Prompt a
From the records below, filter out every line that contains the string "body" and copy those lines.

I found it tremendously exiting - it is the only movie I have ever seen which absolutely nails the social setting of Jacob's nomadic iron-age pastoralists and their interactions with their neighbours, the farming villagers ruled by Hamor and the hunter/gatherers led by Esau, who also acts as a sort of Greek chorus commenting on the action. Having actual tribal people acting out the story adds a whole level of authenticity to a story set in a world where everyone recites their genealogy back three generations before any other conversation can proceed, and where the tribal chiefs headed to a conference are proceeded by women sweeping the dust from in front of their feet and singing their praises.
Available on netflix, I might add.
Posted by: EricB | Feb 18, 2008 at 11:58 AM
Forgot to recommend a deletion from your queue, so I'll do two - you don't have to waste precious life-span watching "10 Things I Hate About You", which is trivial fluff; also, the Luhrman "Romeo & Juliet" can be skipped in favor of any number of better Shakespeare adaptations.
Posted by: EricB | Feb 18, 2008 at 12:06 PM
I would echo the rec/derec not to start your Lynch experience with Mulholland Drive. However, if you've seen (and enjoyed) Twin Peaks, you'll like MD.
re Romeo+Juliet: there are some eye-rolling moments, such as when Pa Capulet calls for his saber and is handed a rifle (or shotgun) made by the Saber Company -- gettit, gettit, har har har. For "Fun with Shakespeare", I recommend getting the Olivier and the Branuagh Henry V to see how two excellent directors get completely different takes from the same play.

Prompt b
List every title of a screen work, film or series, that the movie comments above name.

Provided data
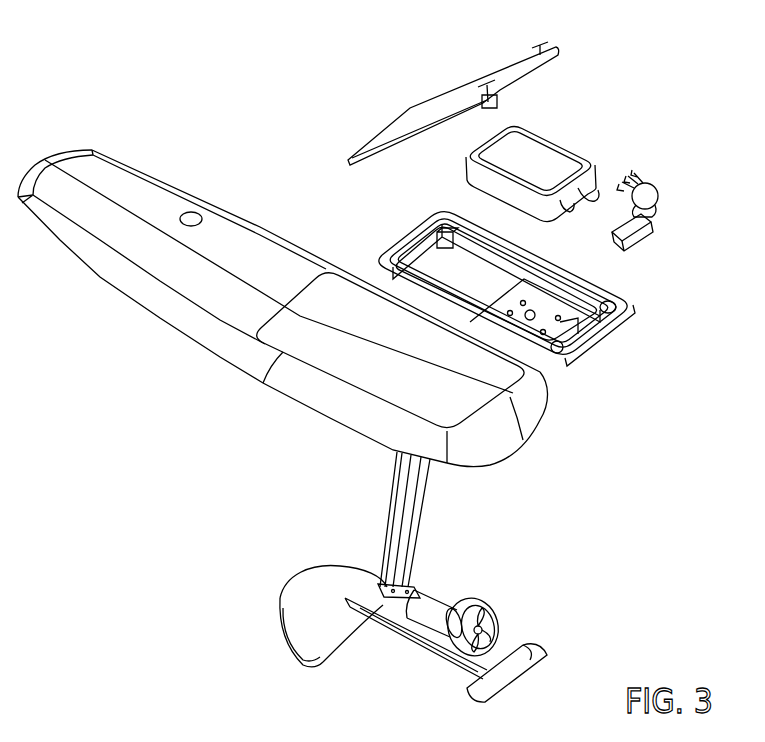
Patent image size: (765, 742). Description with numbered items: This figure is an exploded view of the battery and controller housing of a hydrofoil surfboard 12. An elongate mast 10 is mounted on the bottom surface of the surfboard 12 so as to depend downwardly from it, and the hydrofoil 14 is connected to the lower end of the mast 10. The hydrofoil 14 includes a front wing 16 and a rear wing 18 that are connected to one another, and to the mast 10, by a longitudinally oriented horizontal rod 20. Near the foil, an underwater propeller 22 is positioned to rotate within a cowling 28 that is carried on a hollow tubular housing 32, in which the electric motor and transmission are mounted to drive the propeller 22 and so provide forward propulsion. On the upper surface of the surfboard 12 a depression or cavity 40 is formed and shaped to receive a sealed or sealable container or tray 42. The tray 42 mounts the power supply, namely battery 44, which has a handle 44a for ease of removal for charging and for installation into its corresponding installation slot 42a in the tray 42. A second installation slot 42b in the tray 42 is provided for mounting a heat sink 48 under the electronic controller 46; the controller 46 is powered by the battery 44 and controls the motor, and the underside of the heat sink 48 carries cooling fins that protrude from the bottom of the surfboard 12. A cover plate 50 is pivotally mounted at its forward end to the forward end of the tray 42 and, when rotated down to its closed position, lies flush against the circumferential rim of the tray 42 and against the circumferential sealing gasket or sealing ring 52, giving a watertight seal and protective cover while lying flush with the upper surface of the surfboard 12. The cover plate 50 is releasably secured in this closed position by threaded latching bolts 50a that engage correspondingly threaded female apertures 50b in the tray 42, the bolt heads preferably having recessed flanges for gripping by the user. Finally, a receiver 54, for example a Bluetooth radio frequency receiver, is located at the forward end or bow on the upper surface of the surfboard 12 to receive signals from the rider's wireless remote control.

The mast 10 is at (422, 530).
The surfboard 12 is at (110, 288).
The hydrofoil 14 is at (412, 630).
The front wing 16 is at (290, 600).
The rear wing 18 is at (536, 668).
The horizontal rod 20 is at (422, 650).
The propeller 22 is at (493, 637).
The cowling 28 is at (492, 605).
The housing 32 is at (438, 595).
The cavity 40 is at (353, 357).
The tray 42 is at (543, 290).
The installation slot 42a is at (490, 283).
The second installation slot 42b is at (582, 342).
The battery 44 is at (568, 140).
The handle 44a is at (605, 168).
The electronic controller 46 is at (660, 200).
The heat sink 48 is at (652, 243).
The cover plate 50 is at (453, 94).
The latching bolts 50a is at (537, 42).
The threaded female apertures 50b is at (612, 300).
The sealing ring 52 is at (417, 226).
The receiver 54 is at (197, 215).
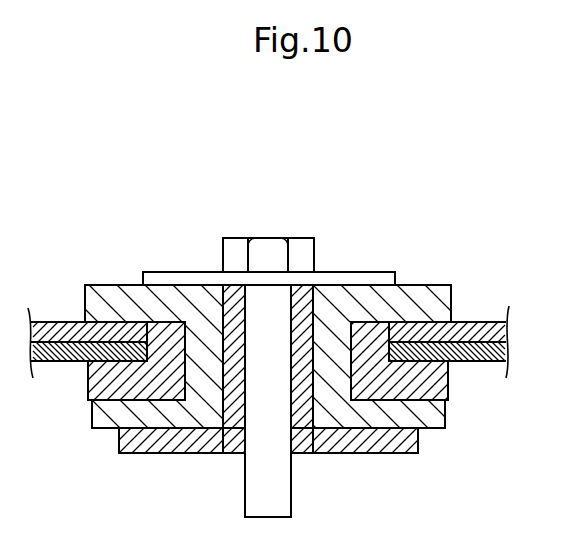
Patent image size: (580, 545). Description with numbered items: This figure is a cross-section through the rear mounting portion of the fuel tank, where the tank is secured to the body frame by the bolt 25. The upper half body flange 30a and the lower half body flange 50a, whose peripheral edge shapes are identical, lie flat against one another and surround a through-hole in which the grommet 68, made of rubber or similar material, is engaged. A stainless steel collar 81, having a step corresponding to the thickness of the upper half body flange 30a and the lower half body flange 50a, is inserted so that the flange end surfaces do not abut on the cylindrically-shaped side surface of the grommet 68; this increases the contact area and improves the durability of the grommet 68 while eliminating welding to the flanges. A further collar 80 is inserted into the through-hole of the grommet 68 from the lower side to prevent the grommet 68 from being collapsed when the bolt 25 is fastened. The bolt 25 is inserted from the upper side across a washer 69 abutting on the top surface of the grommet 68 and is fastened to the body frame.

The bolt 25 is at (265, 247).
The washer 69 is at (347, 280).
The grommet 68 is at (418, 295).
The upper half body flange 30a is at (55, 322).
The lower half body flange 50a is at (53, 362).
The collar 80 is at (348, 454).
The collar 81 is at (390, 399).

Full solution a
Patent image size: (580, 545). Description with numbered items: This figure is a cross-section through the rear mounting portion of the fuel tank, where the tank is secured to the body frame by the bolt 25. The upper half body flange 30a and the lower half body flange 50a, whose peripheral edge shapes are identical, lie flat against one another and surround a through-hole in which the grommet 68, made of rubber or similar material, is engaged. A stainless steel collar 81, having a step corresponding to the thickness of the upper half body flange 30a and the lower half body flange 50a, is inserted so that the flange end surfaces do not abut on the cylindrically-shaped side surface of the grommet 68; this increases the contact area and improves the durability of the grommet 68 while eliminating welding to the flanges. A further collar 80 is inserted into the through-hole of the grommet 68 from the lower side to prevent the grommet 68 from being collapsed when the bolt 25 is fastened. The bolt 25 is inserted from the upper side across a washer 69 abutting on the top surface of the grommet 68 and is fastened to the body frame.
The upper half body flange 30a is at (55, 322).
The lower half body flange 50a is at (53, 362).

Full solution b
- "10 Things I Hate About You"
- "Romeo & Juliet" (also written Romeo+Juliet)
- Mulholland Drive
- Twin Peaks
- Henry V